▸ Required task
Of the lines in the listing, how many include the string "noise"? Write the number and nothing else.

-- Begin Raw data --

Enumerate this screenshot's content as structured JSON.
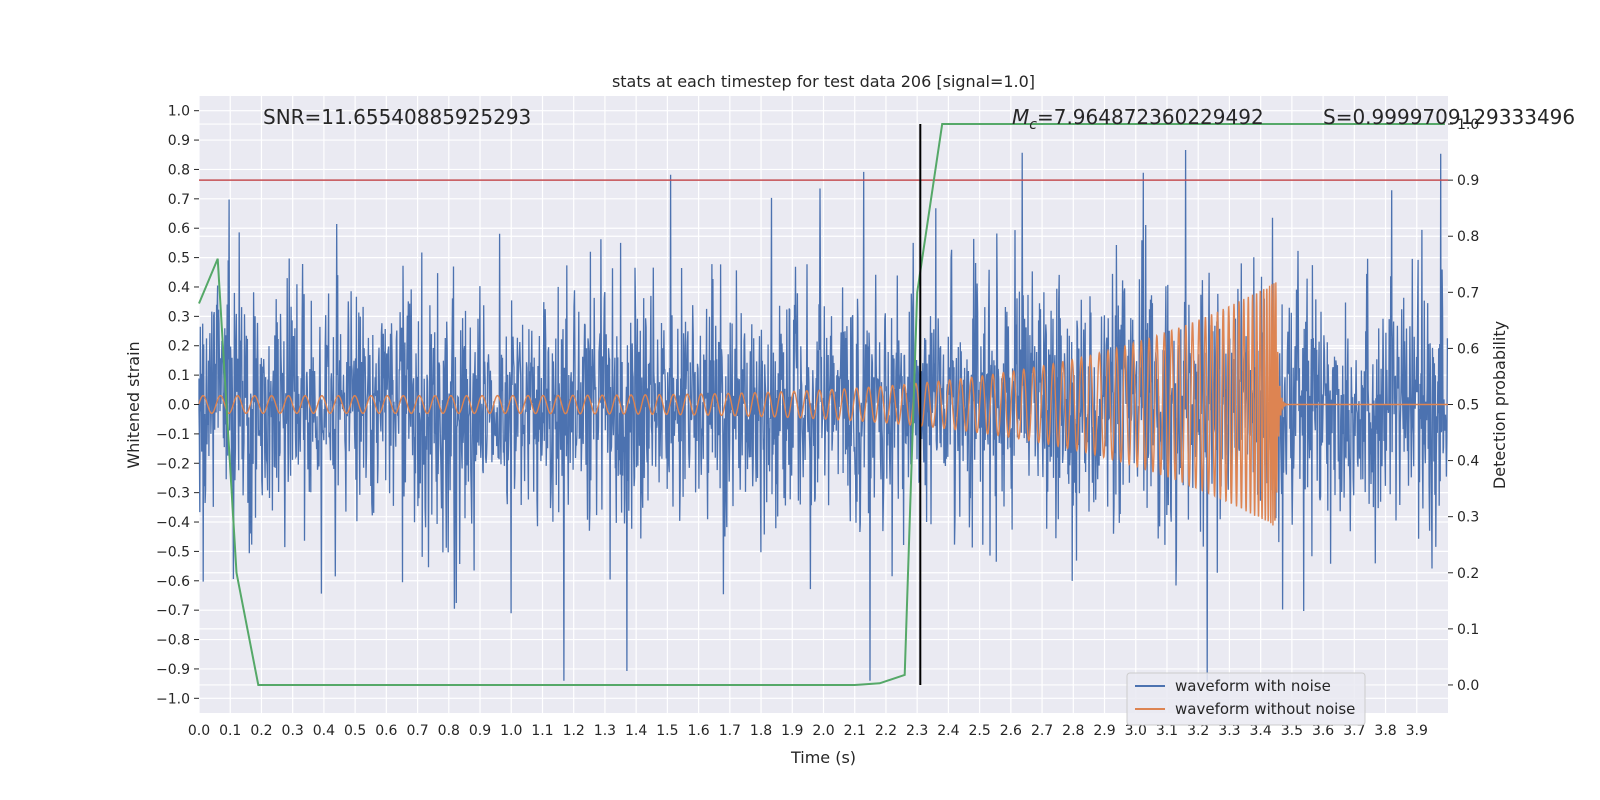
{
  "chart_data": {
    "type": "line",
    "title": "stats at each timestep for test data 206 [signal=1.0]",
    "xlabel": "Time (s)",
    "ylabel": "Whitened strain",
    "ylabel_right": "Detection probability",
    "xlim": [
      0.0,
      4.0
    ],
    "ylim": [
      -1.05,
      1.05
    ],
    "ylim_right": [
      -0.05,
      1.05
    ],
    "x_ticks": [
      "0.0",
      "0.1",
      "0.2",
      "0.3",
      "0.4",
      "0.5",
      "0.6",
      "0.7",
      "0.8",
      "0.9",
      "1.0",
      "1.1",
      "1.2",
      "1.3",
      "1.4",
      "1.5",
      "1.6",
      "1.7",
      "1.8",
      "1.9",
      "2.0",
      "2.1",
      "2.2",
      "2.3",
      "2.4",
      "2.5",
      "2.6",
      "2.7",
      "2.8",
      "2.9",
      "3.0",
      "3.1",
      "3.2",
      "3.3",
      "3.4",
      "3.5",
      "3.6",
      "3.7",
      "3.8",
      "3.9"
    ],
    "y_ticks": [
      "1.0",
      "0.9",
      "0.8",
      "0.7",
      "0.6",
      "0.5",
      "0.4",
      "0.3",
      "0.2",
      "0.1",
      "0.0",
      "−0.1",
      "−0.2",
      "−0.3",
      "−0.4",
      "−0.5",
      "−0.6",
      "−0.7",
      "−0.8",
      "−0.9",
      "−1.0"
    ],
    "y_ticks_right": [
      "1.0",
      "0.9",
      "0.8",
      "0.7",
      "0.6",
      "0.5",
      "0.4",
      "0.3",
      "0.2",
      "0.1",
      "0.0"
    ],
    "grid": true,
    "background": "#EAEAF2",
    "annotations": {
      "snr": "SNR=11.65540885925293",
      "mc_symbol": "M",
      "mc_sub": "c",
      "mc_value": "=7.964872360229492",
      "s": "S=0.9999709129333496"
    },
    "threshold_line": {
      "y_right": 0.9,
      "color": "#C44E52"
    },
    "event_line": {
      "x": 2.31,
      "color": "#000000"
    },
    "series": [
      {
        "name": "waveform with noise",
        "color": "#4C72B0",
        "axis": "left",
        "description_values": {
          "typical_amplitude": 0.3,
          "max": 1.0,
          "min": -0.94
        }
      },
      {
        "name": "waveform without noise",
        "color": "#DD8452",
        "axis": "left",
        "chirp": {
          "start_amplitude": 0.03,
          "peak_amplitude": 0.42,
          "merger_time": 3.45,
          "f_start": 18,
          "f_end": 160
        }
      },
      {
        "name": "",
        "color": "#55A868",
        "axis": "right",
        "x": [
          0.0,
          0.06,
          0.12,
          0.19,
          0.26,
          2.1,
          2.18,
          2.26,
          2.3,
          2.38,
          3.99
        ],
        "y": [
          0.68,
          0.76,
          0.2,
          0.0,
          0.0,
          0.0,
          0.003,
          0.018,
          0.7,
          1.0,
          1.0
        ]
      }
    ],
    "legend": {
      "placement": "lower right",
      "entries": [
        "waveform with noise",
        "waveform without noise"
      ]
    }
  }
}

-- End Raw data --

▸ Answer
4